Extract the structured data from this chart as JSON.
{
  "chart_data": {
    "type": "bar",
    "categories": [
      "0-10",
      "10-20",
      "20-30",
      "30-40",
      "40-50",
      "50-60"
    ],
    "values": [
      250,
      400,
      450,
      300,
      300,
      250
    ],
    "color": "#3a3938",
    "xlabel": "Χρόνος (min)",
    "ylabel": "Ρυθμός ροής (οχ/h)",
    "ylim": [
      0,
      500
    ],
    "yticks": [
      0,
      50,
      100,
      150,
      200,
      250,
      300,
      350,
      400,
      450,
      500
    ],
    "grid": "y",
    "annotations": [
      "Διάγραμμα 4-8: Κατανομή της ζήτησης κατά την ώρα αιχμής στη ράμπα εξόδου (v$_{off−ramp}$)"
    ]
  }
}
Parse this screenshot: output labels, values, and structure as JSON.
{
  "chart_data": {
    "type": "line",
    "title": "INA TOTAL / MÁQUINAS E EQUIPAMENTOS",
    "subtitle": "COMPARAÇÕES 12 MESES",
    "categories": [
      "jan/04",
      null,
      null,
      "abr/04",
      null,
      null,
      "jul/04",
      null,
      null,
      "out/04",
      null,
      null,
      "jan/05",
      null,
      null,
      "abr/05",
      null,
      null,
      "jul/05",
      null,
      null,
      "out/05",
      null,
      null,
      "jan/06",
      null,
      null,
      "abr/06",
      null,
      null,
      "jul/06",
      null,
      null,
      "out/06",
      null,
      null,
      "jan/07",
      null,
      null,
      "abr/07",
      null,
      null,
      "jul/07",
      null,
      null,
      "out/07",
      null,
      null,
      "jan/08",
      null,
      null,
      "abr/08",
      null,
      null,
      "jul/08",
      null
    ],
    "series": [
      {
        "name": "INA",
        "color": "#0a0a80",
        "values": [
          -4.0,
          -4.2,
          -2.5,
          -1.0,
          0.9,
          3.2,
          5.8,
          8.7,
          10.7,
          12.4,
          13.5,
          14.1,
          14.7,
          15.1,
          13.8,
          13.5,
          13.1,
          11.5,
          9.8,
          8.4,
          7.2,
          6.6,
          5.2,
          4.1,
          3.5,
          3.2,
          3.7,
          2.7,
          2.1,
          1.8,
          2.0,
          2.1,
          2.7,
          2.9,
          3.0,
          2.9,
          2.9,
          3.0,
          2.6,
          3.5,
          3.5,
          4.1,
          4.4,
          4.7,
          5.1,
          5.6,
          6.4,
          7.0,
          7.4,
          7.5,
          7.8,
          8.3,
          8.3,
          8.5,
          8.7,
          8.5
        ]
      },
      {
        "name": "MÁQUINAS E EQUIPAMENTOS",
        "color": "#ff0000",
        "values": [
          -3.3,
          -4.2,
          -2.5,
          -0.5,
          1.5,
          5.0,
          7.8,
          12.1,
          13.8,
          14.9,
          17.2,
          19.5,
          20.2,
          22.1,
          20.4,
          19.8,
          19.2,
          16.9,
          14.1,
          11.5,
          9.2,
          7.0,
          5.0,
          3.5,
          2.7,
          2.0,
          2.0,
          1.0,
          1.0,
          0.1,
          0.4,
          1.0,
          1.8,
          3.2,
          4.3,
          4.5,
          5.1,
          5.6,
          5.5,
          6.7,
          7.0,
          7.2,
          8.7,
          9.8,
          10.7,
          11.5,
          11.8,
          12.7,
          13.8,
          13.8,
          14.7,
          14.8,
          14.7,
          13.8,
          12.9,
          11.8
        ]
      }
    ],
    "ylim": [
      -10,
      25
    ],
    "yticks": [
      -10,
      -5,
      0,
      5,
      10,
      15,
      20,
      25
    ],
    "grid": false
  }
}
----
What to produce: All of the lines above need to be given again exactly.

Response below:
Extract the structured data from this chart as JSON.
{
  "chart_data": {
    "type": "bar",
    "categories": [
      "0-10",
      "10-20",
      "20-30",
      "30-40",
      "40-50",
      "50-60"
    ],
    "values": [
      250,
      400,
      450,
      300,
      300,
      250
    ],
    "color": "#3a3938",
    "xlabel": "Χρόνος (min)",
    "ylabel": "Ρυθμός ροής (οχ/h)",
    "ylim": [
      0,
      500
    ],
    "yticks": [
      0,
      50,
      100,
      150,
      200,
      250,
      300,
      350,
      400,
      450,
      500
    ],
    "grid": "y",
    "annotations": [
      "Διάγραμμα 4-8: Κατανομή της ζήτησης κατά την ώρα αιχμής στη ράμπα εξόδου (v$_{off−ramp}$)"
    ]
  }
}
Parse this screenshot: output labels, values, and structure as JSON.
{
  "chart_data": {
    "type": "line",
    "title": "INA TOTAL / MÁQUINAS E EQUIPAMENTOS",
    "subtitle": "COMPARAÇÕES 12 MESES",
    "categories": [
      "jan/04",
      null,
      null,
      "abr/04",
      null,
      null,
      "jul/04",
      null,
      null,
      "out/04",
      null,
      null,
      "jan/05",
      null,
      null,
      "abr/05",
      null,
      null,
      "jul/05",
      null,
      null,
      "out/05",
      null,
      null,
      "jan/06",
      null,
      null,
      "abr/06",
      null,
      null,
      "jul/06",
      null,
      null,
      "out/06",
      null,
      null,
      "jan/07",
      null,
      null,
      "abr/07",
      null,
      null,
      "jul/07",
      null,
      null,
      "out/07",
      null,
      null,
      "jan/08",
      null,
      null,
      "abr/08",
      null,
      null,
      "jul/08",
      null
    ],
    "series": [
      {
        "name": "INA",
        "color": "#0a0a80",
        "values": [
          -4.0,
          -4.2,
          -2.5,
          -1.0,
          0.9,
          3.2,
          5.8,
          8.7,
          10.7,
          12.4,
          13.5,
          14.1,
          14.7,
          15.1,
          13.8,
          13.5,
          13.1,
          11.5,
          9.8,
          8.4,
          7.2,
          6.6,
          5.2,
          4.1,
          3.5,
          3.2,
          3.7,
          2.7,
          2.1,
          1.8,
          2.0,
          2.1,
          2.7,
          2.9,
          3.0,
          2.9,
          2.9,
          3.0,
          2.6,
          3.5,
          3.5,
          4.1,
          4.4,
          4.7,
          5.1,
          5.6,
          6.4,
          7.0,
          7.4,
          7.5,
          7.8,
          8.3,
          8.3,
          8.5,
          8.7,
          8.5
        ]
      },
      {
        "name": "MÁQUINAS E EQUIPAMENTOS",
        "color": "#ff0000",
        "values": [
          -3.3,
          -4.2,
          -2.5,
          -0.5,
          1.5,
          5.0,
          7.8,
          12.1,
          13.8,
          14.9,
          17.2,
          19.5,
          20.2,
          22.1,
          20.4,
          19.8,
          19.2,
          16.9,
          14.1,
          11.5,
          9.2,
          7.0,
          5.0,
          3.5,
          2.7,
          2.0,
          2.0,
          1.0,
          1.0,
          0.1,
          0.4,
          1.0,
          1.8,
          3.2,
          4.3,
          4.5,
          5.1,
          5.6,
          5.5,
          6.7,
          7.0,
          7.2,
          8.7,
          9.8,
          10.7,
          11.5,
          11.8,
          12.7,
          13.8,
          13.8,
          14.7,
          14.8,
          14.7,
          13.8,
          12.9,
          11.8
        ]
      }
    ],
    "ylim": [
      -10,
      25
    ],
    "yticks": [
      -10,
      -5,
      0,
      5,
      10,
      15,
      20,
      25
    ],
    "grid": false
  }
}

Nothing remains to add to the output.